**Written instruction:** Copy each line that contains the word "version".

**Raw data:**
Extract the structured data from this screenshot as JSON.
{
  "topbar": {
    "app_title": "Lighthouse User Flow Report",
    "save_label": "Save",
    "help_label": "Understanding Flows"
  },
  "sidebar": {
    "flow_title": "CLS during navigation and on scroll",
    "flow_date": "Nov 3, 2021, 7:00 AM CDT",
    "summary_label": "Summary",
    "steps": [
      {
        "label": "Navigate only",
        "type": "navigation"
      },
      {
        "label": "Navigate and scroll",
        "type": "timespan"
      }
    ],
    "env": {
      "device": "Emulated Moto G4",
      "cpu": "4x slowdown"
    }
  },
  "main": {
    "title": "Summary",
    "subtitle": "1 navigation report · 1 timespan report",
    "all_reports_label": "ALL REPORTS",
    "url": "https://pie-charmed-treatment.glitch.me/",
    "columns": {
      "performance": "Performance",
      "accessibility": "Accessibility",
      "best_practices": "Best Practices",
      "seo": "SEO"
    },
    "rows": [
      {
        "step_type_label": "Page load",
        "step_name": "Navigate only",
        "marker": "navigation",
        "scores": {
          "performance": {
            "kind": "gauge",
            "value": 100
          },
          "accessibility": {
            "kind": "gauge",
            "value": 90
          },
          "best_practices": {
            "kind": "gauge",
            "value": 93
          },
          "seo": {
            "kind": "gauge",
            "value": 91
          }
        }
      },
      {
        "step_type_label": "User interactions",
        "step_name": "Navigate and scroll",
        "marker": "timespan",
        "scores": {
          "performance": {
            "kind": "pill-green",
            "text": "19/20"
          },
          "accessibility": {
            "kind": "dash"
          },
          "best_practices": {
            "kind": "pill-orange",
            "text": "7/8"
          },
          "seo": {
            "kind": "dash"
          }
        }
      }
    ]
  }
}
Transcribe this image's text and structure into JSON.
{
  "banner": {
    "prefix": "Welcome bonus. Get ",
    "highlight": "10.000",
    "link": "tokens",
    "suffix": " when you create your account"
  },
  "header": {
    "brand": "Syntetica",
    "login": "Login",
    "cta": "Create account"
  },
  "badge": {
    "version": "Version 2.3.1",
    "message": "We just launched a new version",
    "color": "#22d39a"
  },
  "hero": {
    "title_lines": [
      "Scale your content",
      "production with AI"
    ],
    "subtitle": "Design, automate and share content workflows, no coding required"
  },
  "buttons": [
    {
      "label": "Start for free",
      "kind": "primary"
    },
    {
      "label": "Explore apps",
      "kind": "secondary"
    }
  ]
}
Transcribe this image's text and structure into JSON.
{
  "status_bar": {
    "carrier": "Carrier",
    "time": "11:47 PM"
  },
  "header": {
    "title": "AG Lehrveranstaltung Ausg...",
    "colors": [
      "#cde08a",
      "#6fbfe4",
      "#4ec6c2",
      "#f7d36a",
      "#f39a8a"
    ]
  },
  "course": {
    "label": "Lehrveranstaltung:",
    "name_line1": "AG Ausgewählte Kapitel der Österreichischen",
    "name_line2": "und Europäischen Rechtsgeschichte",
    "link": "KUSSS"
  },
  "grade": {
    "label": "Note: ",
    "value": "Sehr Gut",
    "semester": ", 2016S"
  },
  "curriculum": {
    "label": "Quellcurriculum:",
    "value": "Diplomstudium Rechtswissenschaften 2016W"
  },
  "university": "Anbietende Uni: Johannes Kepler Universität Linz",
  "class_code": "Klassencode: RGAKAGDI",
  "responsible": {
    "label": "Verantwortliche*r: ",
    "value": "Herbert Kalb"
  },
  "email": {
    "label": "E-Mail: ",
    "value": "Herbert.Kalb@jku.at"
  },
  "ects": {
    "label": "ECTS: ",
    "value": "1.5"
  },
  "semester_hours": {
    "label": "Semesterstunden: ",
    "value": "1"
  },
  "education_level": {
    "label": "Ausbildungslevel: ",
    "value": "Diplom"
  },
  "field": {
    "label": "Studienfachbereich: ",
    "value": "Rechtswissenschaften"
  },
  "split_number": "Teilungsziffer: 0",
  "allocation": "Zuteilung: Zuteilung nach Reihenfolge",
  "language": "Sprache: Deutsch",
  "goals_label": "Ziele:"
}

**Answer to this problem:**
    "version": "Version 2.3.1",
    "message": "We just launched a new version",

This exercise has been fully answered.